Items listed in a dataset
+ + + + +

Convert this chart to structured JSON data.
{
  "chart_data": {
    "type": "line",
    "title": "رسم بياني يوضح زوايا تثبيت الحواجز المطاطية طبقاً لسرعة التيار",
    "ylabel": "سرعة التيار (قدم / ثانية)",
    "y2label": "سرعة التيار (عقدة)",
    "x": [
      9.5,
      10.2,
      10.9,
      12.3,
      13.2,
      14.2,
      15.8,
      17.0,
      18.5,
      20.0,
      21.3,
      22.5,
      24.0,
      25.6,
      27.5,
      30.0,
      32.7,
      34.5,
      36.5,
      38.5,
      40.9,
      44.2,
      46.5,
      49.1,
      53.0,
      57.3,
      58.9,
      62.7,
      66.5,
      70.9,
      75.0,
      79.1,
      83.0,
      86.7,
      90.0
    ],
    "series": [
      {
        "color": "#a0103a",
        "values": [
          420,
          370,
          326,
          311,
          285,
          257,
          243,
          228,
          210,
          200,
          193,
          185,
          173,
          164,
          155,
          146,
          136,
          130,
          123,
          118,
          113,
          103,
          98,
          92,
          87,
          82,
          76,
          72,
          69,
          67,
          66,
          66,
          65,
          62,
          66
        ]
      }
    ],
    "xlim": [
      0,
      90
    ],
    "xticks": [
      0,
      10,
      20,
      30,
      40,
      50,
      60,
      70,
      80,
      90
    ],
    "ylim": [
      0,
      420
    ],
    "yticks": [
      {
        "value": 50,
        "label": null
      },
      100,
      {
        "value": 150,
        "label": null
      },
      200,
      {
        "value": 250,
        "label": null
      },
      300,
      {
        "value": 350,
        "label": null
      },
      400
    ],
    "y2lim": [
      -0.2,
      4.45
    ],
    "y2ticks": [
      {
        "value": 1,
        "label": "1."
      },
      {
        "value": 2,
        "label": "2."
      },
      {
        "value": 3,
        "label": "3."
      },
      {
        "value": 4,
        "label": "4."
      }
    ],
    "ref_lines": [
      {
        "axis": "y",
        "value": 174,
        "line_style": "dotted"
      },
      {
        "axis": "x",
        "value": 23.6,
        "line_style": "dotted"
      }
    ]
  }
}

+ + + + +

(STATED EXERCISE) Repeat the listing above without any change.

(EXERCISE RESPONSE)
Convert this chart to structured JSON data.
{
  "chart_data": {
    "type": "line",
    "title": "رسم بياني يوضح زوايا تثبيت الحواجز المطاطية طبقاً لسرعة التيار",
    "ylabel": "سرعة التيار (قدم / ثانية)",
    "y2label": "سرعة التيار (عقدة)",
    "x": [
      9.5,
      10.2,
      10.9,
      12.3,
      13.2,
      14.2,
      15.8,
      17.0,
      18.5,
      20.0,
      21.3,
      22.5,
      24.0,
      25.6,
      27.5,
      30.0,
      32.7,
      34.5,
      36.5,
      38.5,
      40.9,
      44.2,
      46.5,
      49.1,
      53.0,
      57.3,
      58.9,
      62.7,
      66.5,
      70.9,
      75.0,
      79.1,
      83.0,
      86.7,
      90.0
    ],
    "series": [
      {
        "color": "#a0103a",
        "values": [
          420,
          370,
          326,
          311,
          285,
          257,
          243,
          228,
          210,
          200,
          193,
          185,
          173,
          164,
          155,
          146,
          136,
          130,
          123,
          118,
          113,
          103,
          98,
          92,
          87,
          82,
          76,
          72,
          69,
          67,
          66,
          66,
          65,
          62,
          66
        ]
      }
    ],
    "xlim": [
      0,
      90
    ],
    "xticks": [
      0,
      10,
      20,
      30,
      40,
      50,
      60,
      70,
      80,
      90
    ],
    "ylim": [
      0,
      420
    ],
    "yticks": [
      {
        "value": 50,
        "label": null
      },
      100,
      {
        "value": 150,
        "label": null
      },
      200,
      {
        "value": 250,
        "label": null
      },
      300,
      {
        "value": 350,
        "label": null
      },
      400
    ],
    "y2lim": [
      -0.2,
      4.45
    ],
    "y2ticks": [
      {
        "value": 1,
        "label": "1."
      },
      {
        "value": 2,
        "label": "2."
      },
      {
        "value": 3,
        "label": "3."
      },
      {
        "value": 4,
        "label": "4."
      }
    ],
    "ref_lines": [
      {
        "axis": "y",
        "value": 174,
        "line_style": "dotted"
      },
      {
        "axis": "x",
        "value": 23.6,
        "line_style": "dotted"
      }
    ]
  }
}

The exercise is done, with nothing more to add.